— Start —

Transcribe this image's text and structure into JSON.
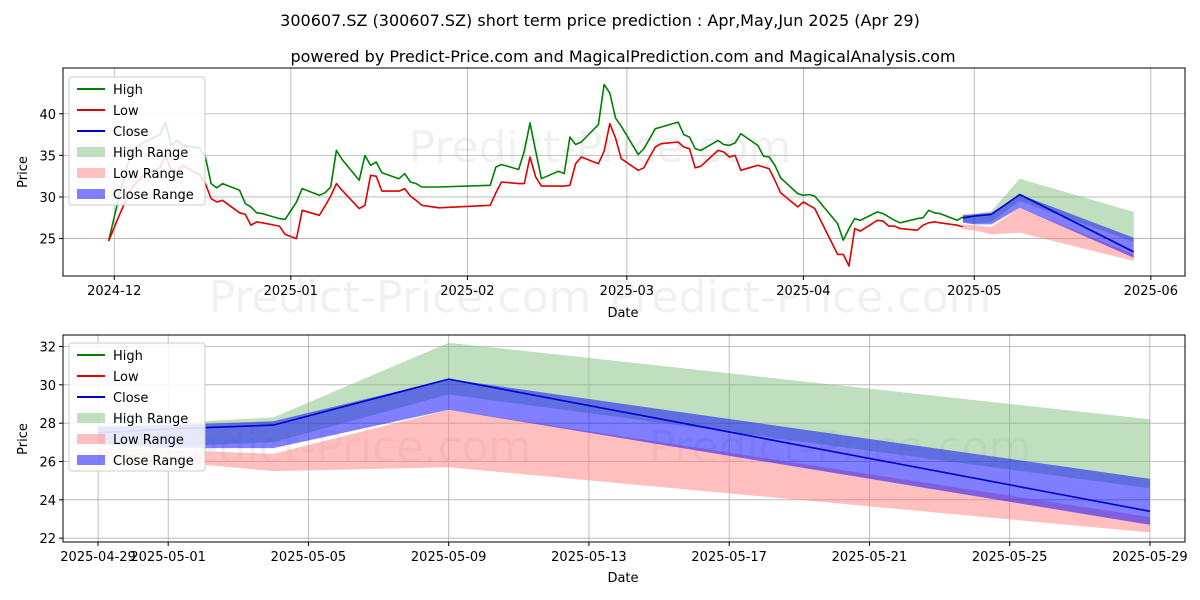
{
  "title": "300607.SZ (300607.SZ) short term price prediction : Apr,May,Jun 2025 (Apr 29)",
  "subtitle": "powered by Predict-Price.com and MagicalPrediction.com and MagicalAnalysis.com",
  "watermark": "Predict-Price.com",
  "colors": {
    "high": "#008000",
    "low": "#e00000",
    "close": "#0000cc",
    "high_range": "#7fbf7f",
    "low_range": "#ff7f7f",
    "close_range": "#0000ff"
  },
  "legend": [
    "High",
    "Low",
    "Close",
    "High Range",
    "Low Range",
    "Close Range"
  ],
  "chart_data": [
    {
      "type": "line",
      "xlabel": "Date",
      "ylabel": "Price",
      "xlim": [
        "2024-11-22",
        "2025-06-07"
      ],
      "ylim": [
        20.5,
        45.5
      ],
      "x_ticks": [
        "2024-12-01",
        "2025-01-01",
        "2025-02-01",
        "2025-03-01",
        "2025-04-01",
        "2025-05-01",
        "2025-06-01"
      ],
      "x_tick_labels": [
        "2024-12",
        "2025-01",
        "2025-02",
        "2025-03",
        "2025-04",
        "2025-05",
        "2025-06"
      ],
      "y_ticks": [
        25,
        30,
        35,
        40
      ],
      "grid": true,
      "legend_position": "upper-left",
      "series": [
        {
          "name": "High",
          "points": [
            [
              "2024-11-30",
              24.7
            ],
            [
              "2024-12-02",
              30.5
            ],
            [
              "2024-12-04",
              35.5
            ],
            [
              "2024-12-06",
              36.5
            ],
            [
              "2024-12-09",
              37.5
            ],
            [
              "2024-12-10",
              39.0
            ],
            [
              "2024-12-11",
              36.2
            ],
            [
              "2024-12-12",
              36.8
            ],
            [
              "2024-12-13",
              36.2
            ],
            [
              "2024-12-16",
              35.9
            ],
            [
              "2024-12-17",
              34.8
            ],
            [
              "2024-12-18",
              31.6
            ],
            [
              "2024-12-19",
              31.1
            ],
            [
              "2024-12-20",
              31.6
            ],
            [
              "2024-12-23",
              30.8
            ],
            [
              "2024-12-24",
              29.2
            ],
            [
              "2024-12-25",
              28.8
            ],
            [
              "2024-12-26",
              28.1
            ],
            [
              "2024-12-27",
              28.0
            ],
            [
              "2024-12-30",
              27.4
            ],
            [
              "2024-12-31",
              27.3
            ],
            [
              "2025-01-02",
              29.4
            ],
            [
              "2025-01-03",
              31.0
            ],
            [
              "2025-01-06",
              30.2
            ],
            [
              "2025-01-07",
              30.5
            ],
            [
              "2025-01-08",
              31.2
            ],
            [
              "2025-01-09",
              35.6
            ],
            [
              "2025-01-10",
              34.5
            ],
            [
              "2025-01-13",
              32.0
            ],
            [
              "2025-01-14",
              35.0
            ],
            [
              "2025-01-15",
              33.8
            ],
            [
              "2025-01-16",
              34.2
            ],
            [
              "2025-01-17",
              32.9
            ],
            [
              "2025-01-20",
              32.2
            ],
            [
              "2025-01-21",
              32.8
            ],
            [
              "2025-01-22",
              31.8
            ],
            [
              "2025-01-23",
              31.6
            ],
            [
              "2025-01-24",
              31.2
            ],
            [
              "2025-01-27",
              31.2
            ],
            [
              "2025-02-05",
              31.4
            ],
            [
              "2025-02-06",
              33.6
            ],
            [
              "2025-02-07",
              33.9
            ],
            [
              "2025-02-10",
              33.3
            ],
            [
              "2025-02-11",
              35.5
            ],
            [
              "2025-02-12",
              38.9
            ],
            [
              "2025-02-13",
              35.5
            ],
            [
              "2025-02-14",
              32.2
            ],
            [
              "2025-02-17",
              33.1
            ],
            [
              "2025-02-18",
              32.8
            ],
            [
              "2025-02-19",
              37.2
            ],
            [
              "2025-02-20",
              36.3
            ],
            [
              "2025-02-21",
              36.6
            ],
            [
              "2025-02-24",
              38.7
            ],
            [
              "2025-02-25",
              43.5
            ],
            [
              "2025-02-26",
              42.5
            ],
            [
              "2025-02-27",
              39.5
            ],
            [
              "2025-02-28",
              38.5
            ],
            [
              "2025-03-03",
              35.1
            ],
            [
              "2025-03-04",
              35.8
            ],
            [
              "2025-03-05",
              37.0
            ],
            [
              "2025-03-06",
              38.2
            ],
            [
              "2025-03-07",
              38.4
            ],
            [
              "2025-03-10",
              39.0
            ],
            [
              "2025-03-11",
              37.5
            ],
            [
              "2025-03-12",
              37.2
            ],
            [
              "2025-03-13",
              35.8
            ],
            [
              "2025-03-14",
              35.6
            ],
            [
              "2025-03-17",
              36.8
            ],
            [
              "2025-03-18",
              36.3
            ],
            [
              "2025-03-19",
              36.2
            ],
            [
              "2025-03-20",
              36.5
            ],
            [
              "2025-03-21",
              37.6
            ],
            [
              "2025-03-24",
              36.2
            ],
            [
              "2025-03-25",
              34.9
            ],
            [
              "2025-03-26",
              34.8
            ],
            [
              "2025-03-27",
              33.8
            ],
            [
              "2025-03-28",
              32.3
            ],
            [
              "2025-03-31",
              30.4
            ],
            [
              "2025-04-01",
              30.2
            ],
            [
              "2025-04-02",
              30.3
            ],
            [
              "2025-04-03",
              30.1
            ],
            [
              "2025-04-07",
              26.8
            ],
            [
              "2025-04-08",
              24.8
            ],
            [
              "2025-04-09",
              26.2
            ],
            [
              "2025-04-10",
              27.4
            ],
            [
              "2025-04-11",
              27.2
            ],
            [
              "2025-04-14",
              28.2
            ],
            [
              "2025-04-15",
              28.0
            ],
            [
              "2025-04-16",
              27.6
            ],
            [
              "2025-04-17",
              27.2
            ],
            [
              "2025-04-18",
              26.9
            ],
            [
              "2025-04-21",
              27.4
            ],
            [
              "2025-04-22",
              27.5
            ],
            [
              "2025-04-23",
              28.4
            ],
            [
              "2025-04-24",
              28.1
            ],
            [
              "2025-04-25",
              28.0
            ],
            [
              "2025-04-28",
              27.2
            ],
            [
              "2025-04-29",
              27.6
            ]
          ]
        },
        {
          "name": "Low",
          "points": [
            [
              "2024-11-30",
              24.7
            ],
            [
              "2024-12-02",
              28.0
            ],
            [
              "2024-12-04",
              31.0
            ],
            [
              "2024-12-06",
              32.5
            ],
            [
              "2024-12-09",
              33.5
            ],
            [
              "2024-12-10",
              35.0
            ],
            [
              "2024-12-11",
              33.2
            ],
            [
              "2024-12-12",
              33.0
            ],
            [
              "2024-12-13",
              33.8
            ],
            [
              "2024-12-16",
              32.6
            ],
            [
              "2024-12-17",
              31.6
            ],
            [
              "2024-12-18",
              29.8
            ],
            [
              "2024-12-19",
              29.4
            ],
            [
              "2024-12-20",
              29.6
            ],
            [
              "2024-12-23",
              28.1
            ],
            [
              "2024-12-24",
              27.9
            ],
            [
              "2024-12-25",
              26.6
            ],
            [
              "2024-12-26",
              27.0
            ],
            [
              "2024-12-27",
              26.9
            ],
            [
              "2024-12-30",
              26.5
            ],
            [
              "2024-12-31",
              25.5
            ],
            [
              "2025-01-02",
              25.0
            ],
            [
              "2025-01-03",
              28.4
            ],
            [
              "2025-01-06",
              27.8
            ],
            [
              "2025-01-07",
              28.9
            ],
            [
              "2025-01-08",
              30.1
            ],
            [
              "2025-01-09",
              31.6
            ],
            [
              "2025-01-10",
              30.8
            ],
            [
              "2025-01-13",
              28.6
            ],
            [
              "2025-01-14",
              29.0
            ],
            [
              "2025-01-15",
              32.6
            ],
            [
              "2025-01-16",
              32.5
            ],
            [
              "2025-01-17",
              30.7
            ],
            [
              "2025-01-20",
              30.7
            ],
            [
              "2025-01-21",
              31.0
            ],
            [
              "2025-01-22",
              30.1
            ],
            [
              "2025-01-23",
              29.6
            ],
            [
              "2025-01-24",
              29.0
            ],
            [
              "2025-01-27",
              28.7
            ],
            [
              "2025-02-05",
              29.0
            ],
            [
              "2025-02-06",
              30.5
            ],
            [
              "2025-02-07",
              31.8
            ],
            [
              "2025-02-10",
              31.6
            ],
            [
              "2025-02-11",
              31.6
            ],
            [
              "2025-02-12",
              34.8
            ],
            [
              "2025-02-13",
              32.4
            ],
            [
              "2025-02-14",
              31.3
            ],
            [
              "2025-02-17",
              31.3
            ],
            [
              "2025-02-18",
              31.3
            ],
            [
              "2025-02-19",
              31.4
            ],
            [
              "2025-02-20",
              34.0
            ],
            [
              "2025-02-21",
              34.8
            ],
            [
              "2025-02-24",
              34.0
            ],
            [
              "2025-02-25",
              35.5
            ],
            [
              "2025-02-26",
              38.8
            ],
            [
              "2025-02-27",
              37.1
            ],
            [
              "2025-02-28",
              34.6
            ],
            [
              "2025-03-03",
              33.2
            ],
            [
              "2025-03-04",
              33.5
            ],
            [
              "2025-03-05",
              34.8
            ],
            [
              "2025-03-06",
              36.0
            ],
            [
              "2025-03-07",
              36.4
            ],
            [
              "2025-03-10",
              36.6
            ],
            [
              "2025-03-11",
              36.0
            ],
            [
              "2025-03-12",
              35.8
            ],
            [
              "2025-03-13",
              33.5
            ],
            [
              "2025-03-14",
              33.7
            ],
            [
              "2025-03-17",
              35.6
            ],
            [
              "2025-03-18",
              35.4
            ],
            [
              "2025-03-19",
              34.8
            ],
            [
              "2025-03-20",
              35.0
            ],
            [
              "2025-03-21",
              33.2
            ],
            [
              "2025-03-24",
              33.8
            ],
            [
              "2025-03-25",
              33.6
            ],
            [
              "2025-03-26",
              33.4
            ],
            [
              "2025-03-27",
              32.0
            ],
            [
              "2025-03-28",
              30.5
            ],
            [
              "2025-03-31",
              28.8
            ],
            [
              "2025-04-01",
              29.4
            ],
            [
              "2025-04-02",
              29.0
            ],
            [
              "2025-04-03",
              28.6
            ],
            [
              "2025-04-07",
              23.1
            ],
            [
              "2025-04-08",
              23.1
            ],
            [
              "2025-04-09",
              21.7
            ],
            [
              "2025-04-10",
              26.2
            ],
            [
              "2025-04-11",
              25.9
            ],
            [
              "2025-04-14",
              27.2
            ],
            [
              "2025-04-15",
              27.1
            ],
            [
              "2025-04-16",
              26.5
            ],
            [
              "2025-04-17",
              26.5
            ],
            [
              "2025-04-18",
              26.2
            ],
            [
              "2025-04-21",
              26.0
            ],
            [
              "2025-04-22",
              26.6
            ],
            [
              "2025-04-23",
              26.9
            ],
            [
              "2025-04-24",
              27.0
            ],
            [
              "2025-04-25",
              26.9
            ],
            [
              "2025-04-28",
              26.6
            ],
            [
              "2025-04-29",
              26.4
            ]
          ]
        }
      ],
      "prediction": {
        "dates": [
          "2025-04-29",
          "2025-05-01",
          "2025-05-04",
          "2025-05-09",
          "2025-05-29"
        ],
        "close": [
          27.5,
          27.7,
          27.9,
          30.3,
          23.4
        ],
        "high_range": [
          [
            27.0,
            27.9
          ],
          [
            26.8,
            28.0
          ],
          [
            27.0,
            28.3
          ],
          [
            29.5,
            32.2
          ],
          [
            24.6,
            28.2
          ]
        ],
        "low_range": [
          [
            26.1,
            26.7
          ],
          [
            26.0,
            26.6
          ],
          [
            25.5,
            26.4
          ],
          [
            25.7,
            28.7
          ],
          [
            22.3,
            23.1
          ]
        ],
        "close_range": [
          [
            26.9,
            27.8
          ],
          [
            26.7,
            27.9
          ],
          [
            26.7,
            28.1
          ],
          [
            28.7,
            30.3
          ],
          [
            22.7,
            25.1
          ]
        ]
      }
    },
    {
      "type": "area",
      "xlabel": "Date",
      "ylabel": "Price",
      "xlim": [
        "2025-04-28",
        "2025-05-30"
      ],
      "ylim": [
        21.8,
        32.6
      ],
      "x_ticks": [
        "2025-04-29",
        "2025-05-01",
        "2025-05-05",
        "2025-05-09",
        "2025-05-13",
        "2025-05-17",
        "2025-05-21",
        "2025-05-25",
        "2025-05-29"
      ],
      "y_ticks": [
        22,
        24,
        26,
        28,
        30,
        32
      ],
      "grid": true,
      "legend_position": "upper-left",
      "x": [
        "2025-04-29",
        "2025-05-01",
        "2025-05-04",
        "2025-05-09",
        "2025-05-29"
      ],
      "close": [
        27.5,
        27.7,
        27.9,
        30.3,
        23.4
      ],
      "high_range": [
        [
          27.0,
          27.9
        ],
        [
          26.8,
          28.0
        ],
        [
          27.0,
          28.3
        ],
        [
          29.5,
          32.2
        ],
        [
          24.6,
          28.2
        ]
      ],
      "low_range": [
        [
          26.1,
          26.7
        ],
        [
          26.0,
          26.6
        ],
        [
          25.5,
          26.4
        ],
        [
          25.7,
          28.7
        ],
        [
          22.3,
          23.1
        ]
      ],
      "close_range": [
        [
          26.9,
          27.8
        ],
        [
          26.7,
          27.9
        ],
        [
          26.7,
          28.1
        ],
        [
          28.7,
          30.3
        ],
        [
          22.7,
          25.1
        ]
      ]
    }
  ]
}
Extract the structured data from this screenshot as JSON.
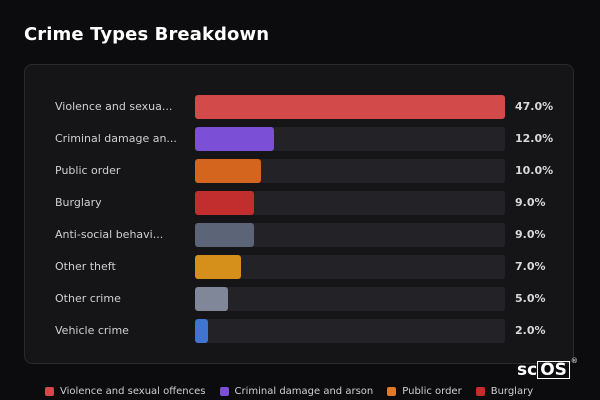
{
  "title": "Crime Types Breakdown",
  "chart_data": {
    "type": "bar",
    "orientation": "horizontal",
    "categories": [
      "Violence and sexua...",
      "Criminal damage an...",
      "Public order",
      "Burglary",
      "Anti-social behavi...",
      "Other theft",
      "Other crime",
      "Vehicle crime"
    ],
    "values": [
      47.0,
      12.0,
      10.0,
      9.0,
      9.0,
      7.0,
      5.0,
      2.0
    ],
    "value_labels": [
      "47.0%",
      "12.0%",
      "10.0%",
      "9.0%",
      "9.0%",
      "7.0%",
      "5.0%",
      "2.0%"
    ],
    "colors": [
      "#d24a4a",
      "#7b4fd6",
      "#d4651f",
      "#c22d2d",
      "#5c6478",
      "#d4901a",
      "#7f8799",
      "#3f74d0"
    ],
    "xlim": [
      0,
      47
    ],
    "legend": [
      {
        "label": "Violence and sexual offences",
        "color": "#d24a4a"
      },
      {
        "label": "Criminal damage and arson",
        "color": "#7b4fd6"
      },
      {
        "label": "Public order",
        "color": "#e07a2a"
      },
      {
        "label": "Burglary",
        "color": "#c22d2d"
      }
    ],
    "legend_position": "bottom"
  },
  "logo": {
    "text": "scOS",
    "mark": "®"
  }
}
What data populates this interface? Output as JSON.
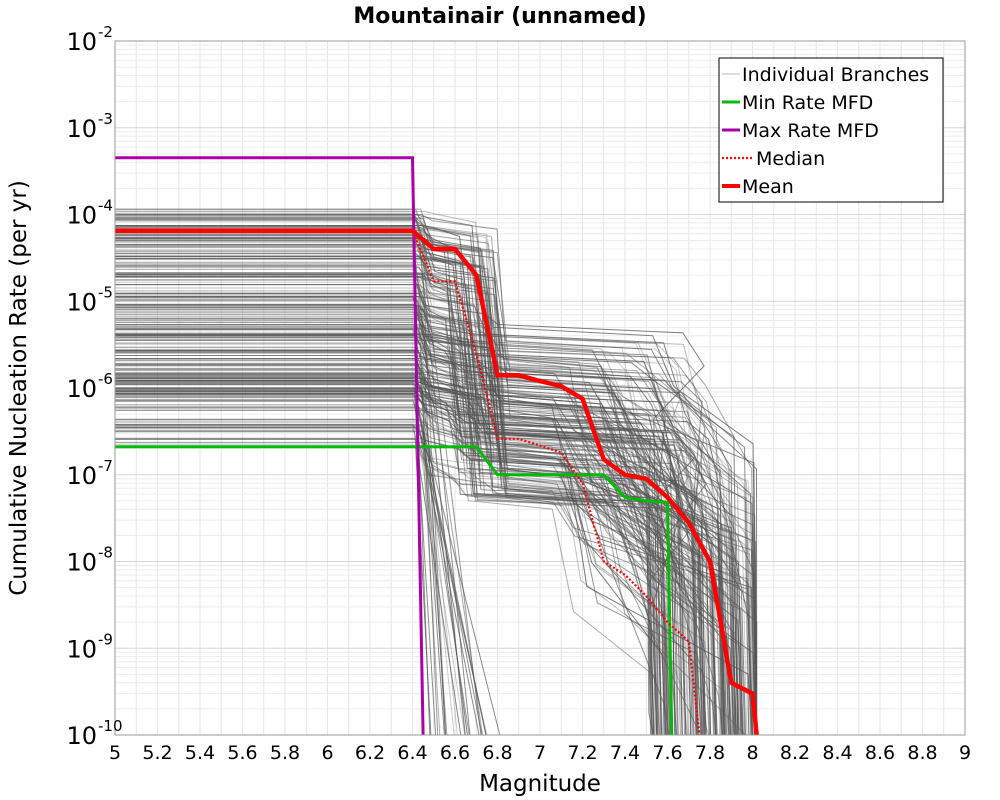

— End —

Exercise: Looking at the records above, extract only the lines from the one with "Extract the structured" through the last line, exactly, with the pictures left out.

Correct result:
Extract the structured data from this screenshot as JSON.
{
  "title": "Crime Types Breakdown",
  "chart_data": {
    "type": "bar",
    "orientation": "horizontal",
    "categories": [
      "Violence and sexua...",
      "Criminal damage an...",
      "Public order",
      "Burglary",
      "Anti-social behavi...",
      "Other theft",
      "Other crime",
      "Vehicle crime"
    ],
    "values": [
      47.0,
      12.0,
      10.0,
      9.0,
      9.0,
      7.0,
      5.0,
      2.0
    ],
    "value_labels": [
      "47.0%",
      "12.0%",
      "10.0%",
      "9.0%",
      "9.0%",
      "7.0%",
      "5.0%",
      "2.0%"
    ],
    "colors": [
      "#d24a4a",
      "#7b4fd6",
      "#d4651f",
      "#c22d2d",
      "#5c6478",
      "#d4901a",
      "#7f8799",
      "#3f74d0"
    ],
    "xlim": [
      0,
      47
    ],
    "legend": [
      {
        "label": "Violence and sexual offences",
        "color": "#d24a4a"
      },
      {
        "label": "Criminal damage and arson",
        "color": "#7b4fd6"
      },
      {
        "label": "Public order",
        "color": "#e07a2a"
      },
      {
        "label": "Burglary",
        "color": "#c22d2d"
      }
    ],
    "legend_position": "bottom"
  },
  "logo": {
    "text": "scOS",
    "mark": "®"
  }
}
What data populates this interface? Output as JSON.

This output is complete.